— Start —
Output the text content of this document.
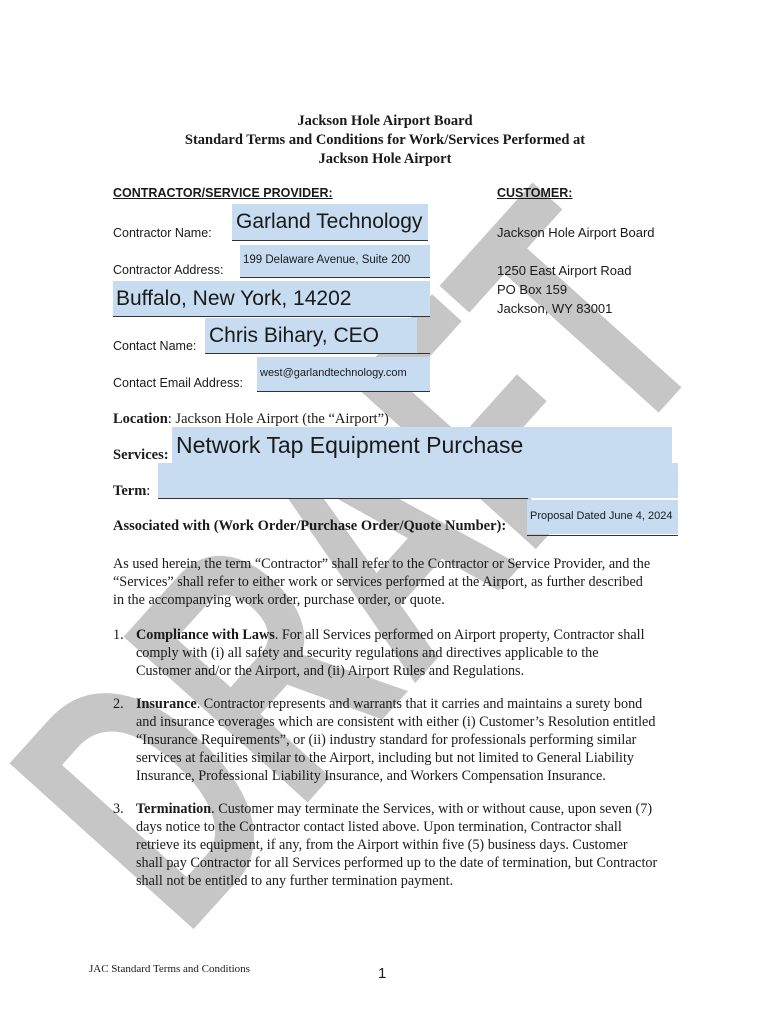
Jackson Hole Airport Board
Standard Terms and Conditions for Work/Services Performed at
Jackson Hole Airport
CONTRACTOR/SERVICE PROVIDER:	CUSTOMER:
Contractor Name: Garland Technology
Contractor Address:
199 Delaware Avenue, Suite 200
Buffalo, New York, 14202
Contact Name: Chris Bihary, CEO
Contact Email Address:
west@garlandtechnology.com
Jackson Hole Airport Board
1250 East Airport Road
PO Box 159
Jackson, WY 83001
Location: Jackson Hole Airport (the “Airport”)
Services: Network Tap Equipment Purchase
Term:
Associated with (Work Order/Purchase Order/Quote Number):
Proposal Dated June 4, 2024
As used herein, the term “Contractor” shall refer to the Contractor or Service Provider, and the
“Services” shall refer to either work or services performed at the Airport, as further described
in the accompanying work order, purchase order, or quote.
1. Compliance with Laws. For all Services performed on Airport property, Contractor shall
comply with (i) all safety and security regulations and directives applicable to the
Customer and/or the Airport, and (ii) Airport Rules and Regulations.
2. Insurance. Contractor represents and warrants that it carries and maintains a surety bond
and insurance coverages which are consistent with either (i) Customer’s Resolution entitled
“Insurance Requirements”, or (ii) industry standard for professionals performing similar
services at facilities similar to the Airport, including but not limited to General Liability
Insurance, Professional Liability Insurance, and Workers Compensation Insurance.
3. Termination. Customer may terminate the Services, with or without cause, upon seven (7)
days notice to the Contractor contact listed above. Upon termination, Contractor shall
retrieve its equipment, if any, from the Airport within five (5) business days. Customer
shall pay Contractor for all Services performed up to the date of termination, but Contractor
shall not be entitled to any further termination payment.
JAC Standard Terms and Conditions	1
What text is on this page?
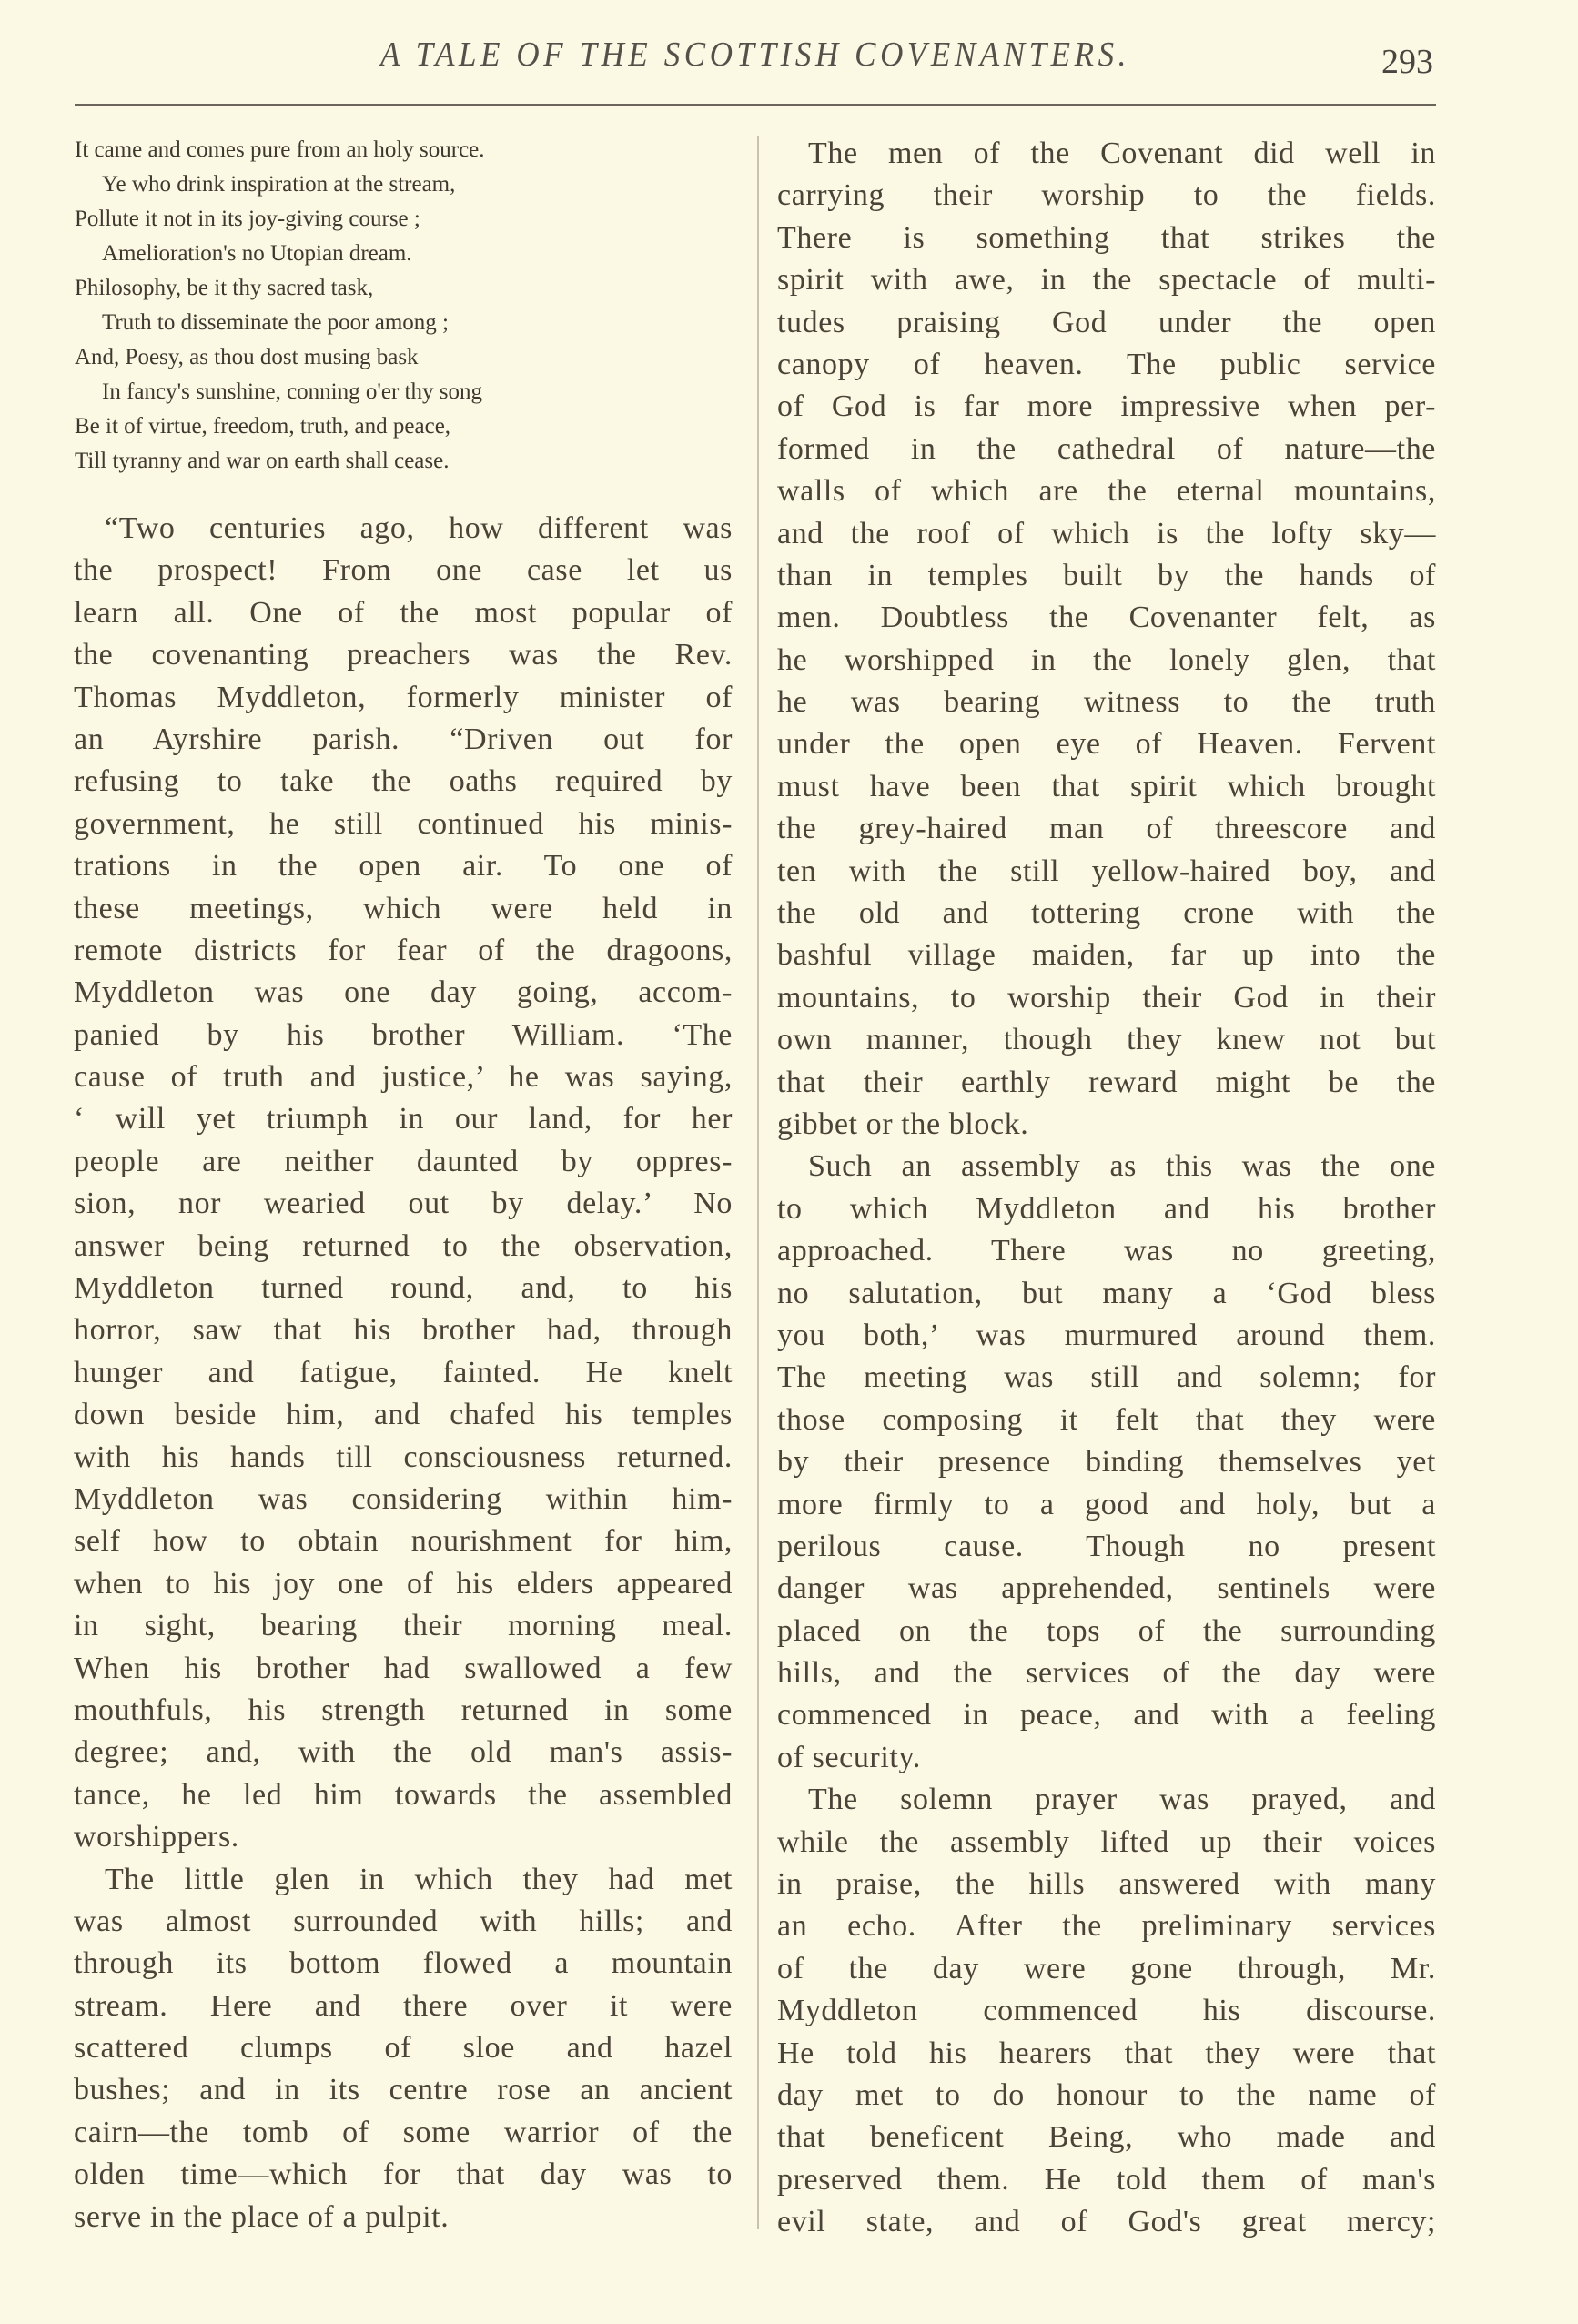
A TALE OF THE SCOTTISH COVENANTERS.	293
It came and comes pure from an holy source.
Ye who drink inspiration at the stream,
Pollute it not in its joy-giving course ;
Amelioration's no Utopian dream.
Philosophy, be it thy sacred task,
Truth to disseminate the poor among ;
And, Poesy, as thou dost musing bask
In fancy's sunshine, conning o'er thy song
Be it of virtue, freedom, truth, and peace,
Till tyranny and war on earth shall cease.
“Two centuries ago, how different was
the prospect! From one case let us
learn all. One of the most popular of
the covenanting preachers was the Rev.
Thomas Myddleton, formerly minister of
an Ayrshire parish. “Driven out for
refusing to take the oaths required by
government, he still continued his minis-
trations in the open air. To one of
these meetings, which were held in
remote districts for fear of the dragoons,
Myddleton was one day going, accom-
panied by his brother William. ‘The
cause of truth and justice,’ he was saying,
‘ will yet triumph in our land, for her
people are neither daunted by oppres-
sion, nor wearied out by delay.’ No
answer being returned to the observation,
Myddleton turned round, and, to his
horror, saw that his brother had, through
hunger and fatigue, fainted. He knelt
down beside him, and chafed his temples
with his hands till consciousness returned.
Myddleton was considering within him-
self how to obtain nourishment for him,
when to his joy one of his elders appeared
in sight, bearing their morning meal.
When his brother had swallowed a few
mouthfuls, his strength returned in some
degree; and, with the old man's assis-
tance, he led him towards the assembled
worshippers.
The little glen in which they had met
was almost surrounded with hills; and
through its bottom flowed a mountain
stream. Here and there over it were
scattered clumps of sloe and hazel
bushes; and in its centre rose an ancient
cairn—the tomb of some warrior of the
olden time—which for that day was to
serve in the place of a pulpit.
The men of the Covenant did well in
carrying their worship to the fields.
There is something that strikes the
spirit with awe, in the spectacle of multi-
tudes praising God under the open
canopy of heaven. The public service
of God is far more impressive when per-
formed in the cathedral of nature—the
walls of which are the eternal mountains,
and the roof of which is the lofty sky—
than in temples built by the hands of
men. Doubtless the Covenanter felt, as
he worshipped in the lonely glen, that
he was bearing witness to the truth
under the open eye of Heaven. Fervent
must have been that spirit which brought
the grey-haired man of threescore and
ten with the still yellow-haired boy, and
the old and tottering crone with the
bashful village maiden, far up into the
mountains, to worship their God in their
own manner, though they knew not but
that their earthly reward might be the
gibbet or the block.
Such an assembly as this was the one
to which Myddleton and his brother
approached. There was no greeting,
no salutation, but many a ‘God bless
you both,’ was murmured around them.
The meeting was still and solemn; for
those composing it felt that they were
by their presence binding themselves yet
more firmly to a good and holy, but a
perilous cause. Though no present
danger was apprehended, sentinels were
placed on the tops of the surrounding
hills, and the services of the day were
commenced in peace, and with a feeling
of security.
The solemn prayer was prayed, and
while the assembly lifted up their voices
in praise, the hills answered with many
an echo. After the preliminary services
of the day were gone through, Mr.
Myddleton commenced his discourse.
He told his hearers that they were that
day met to do honour to the name of
that beneficent Being, who made and
preserved them. He told them of man's
evil state, and of God's great mercy;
— End —
PROBLEM TO SOLVE | An exact transcription of all the entries is required, without the pictures.

FINAL RESULT |
Output the text content of this document.
Jackson Hole Airport Board
Standard Terms and Conditions for Work/Services Performed at
Jackson Hole Airport
CONTRACTOR/SERVICE PROVIDER:	CUSTOMER:
Contractor Name: Garland Technology
Contractor Address:
199 Delaware Avenue, Suite 200
Buffalo, New York, 14202
Contact Name: Chris Bihary, CEO
Contact Email Address:
west@garlandtechnology.com
Jackson Hole Airport Board
1250 East Airport Road
PO Box 159
Jackson, WY 83001
Location: Jackson Hole Airport (the “Airport”)
Services: Network Tap Equipment Purchase
Term:
Associated with (Work Order/Purchase Order/Quote Number):
Proposal Dated June 4, 2024
As used herein, the term “Contractor” shall refer to the Contractor or Service Provider, and the
“Services” shall refer to either work or services performed at the Airport, as further described
in the accompanying work order, purchase order, or quote.
1. Compliance with Laws. For all Services performed on Airport property, Contractor shall
comply with (i) all safety and security regulations and directives applicable to the
Customer and/or the Airport, and (ii) Airport Rules and Regulations.
2. Insurance. Contractor represents and warrants that it carries and maintains a surety bond
and insurance coverages which are consistent with either (i) Customer’s Resolution entitled
“Insurance Requirements”, or (ii) industry standard for professionals performing similar
services at facilities similar to the Airport, including but not limited to General Liability
Insurance, Professional Liability Insurance, and Workers Compensation Insurance.
3. Termination. Customer may terminate the Services, with or without cause, upon seven (7)
days notice to the Contractor contact listed above. Upon termination, Contractor shall
retrieve its equipment, if any, from the Airport within five (5) business days. Customer
shall pay Contractor for all Services performed up to the date of termination, but Contractor
shall not be entitled to any further termination payment.
JAC Standard Terms and Conditions	1
What text is on this page?
A TALE OF THE SCOTTISH COVENANTERS.	293
It came and comes pure from an holy source.
Ye who drink inspiration at the stream,
Pollute it not in its joy-giving course ;
Amelioration's no Utopian dream.
Philosophy, be it thy sacred task,
Truth to disseminate the poor among ;
And, Poesy, as thou dost musing bask
In fancy's sunshine, conning o'er thy song
Be it of virtue, freedom, truth, and peace,
Till tyranny and war on earth shall cease.
“Two centuries ago, how different was
the prospect! From one case let us
learn all. One of the most popular of
the covenanting preachers was the Rev.
Thomas Myddleton, formerly minister of
an Ayrshire parish. “Driven out for
refusing to take the oaths required by
government, he still continued his minis-
trations in the open air. To one of
these meetings, which were held in
remote districts for fear of the dragoons,
Myddleton was one day going, accom-
panied by his brother William. ‘The
cause of truth and justice,’ he was saying,
‘ will yet triumph in our land, for her
people are neither daunted by oppres-
sion, nor wearied out by delay.’ No
answer being returned to the observation,
Myddleton turned round, and, to his
horror, saw that his brother had, through
hunger and fatigue, fainted. He knelt
down beside him, and chafed his temples
with his hands till consciousness returned.
Myddleton was considering within him-
self how to obtain nourishment for him,
when to his joy one of his elders appeared
in sight, bearing their morning meal.
When his brother had swallowed a few
mouthfuls, his strength returned in some
degree; and, with the old man's assis-
tance, he led him towards the assembled
worshippers.
The little glen in which they had met
was almost surrounded with hills; and
through its bottom flowed a mountain
stream. Here and there over it were
scattered clumps of sloe and hazel
bushes; and in its centre rose an ancient
cairn—the tomb of some warrior of the
olden time—which for that day was to
serve in the place of a pulpit.
The men of the Covenant did well in
carrying their worship to the fields.
There is something that strikes the
spirit with awe, in the spectacle of multi-
tudes praising God under the open
canopy of heaven. The public service
of God is far more impressive when per-
formed in the cathedral of nature—the
walls of which are the eternal mountains,
and the roof of which is the lofty sky—
than in temples built by the hands of
men. Doubtless the Covenanter felt, as
he worshipped in the lonely glen, that
he was bearing witness to the truth
under the open eye of Heaven. Fervent
must have been that spirit which brought
the grey-haired man of threescore and
ten with the still yellow-haired boy, and
the old and tottering crone with the
bashful village maiden, far up into the
mountains, to worship their God in their
own manner, though they knew not but
that their earthly reward might be the
gibbet or the block.
Such an assembly as this was the one
to which Myddleton and his brother
approached. There was no greeting,
no salutation, but many a ‘God bless
you both,’ was murmured around them.
The meeting was still and solemn; for
those composing it felt that they were
by their presence binding themselves yet
more firmly to a good and holy, but a
perilous cause. Though no present
danger was apprehended, sentinels were
placed on the tops of the surrounding
hills, and the services of the day were
commenced in peace, and with a feeling
of security.
The solemn prayer was prayed, and
while the assembly lifted up their voices
in praise, the hills answered with many
an echo. After the preliminary services
of the day were gone through, Mr.
Myddleton commenced his discourse.
He told his hearers that they were that
day met to do honour to the name of
that beneficent Being, who made and
preserved them. He told them of man's
evil state, and of God's great mercy;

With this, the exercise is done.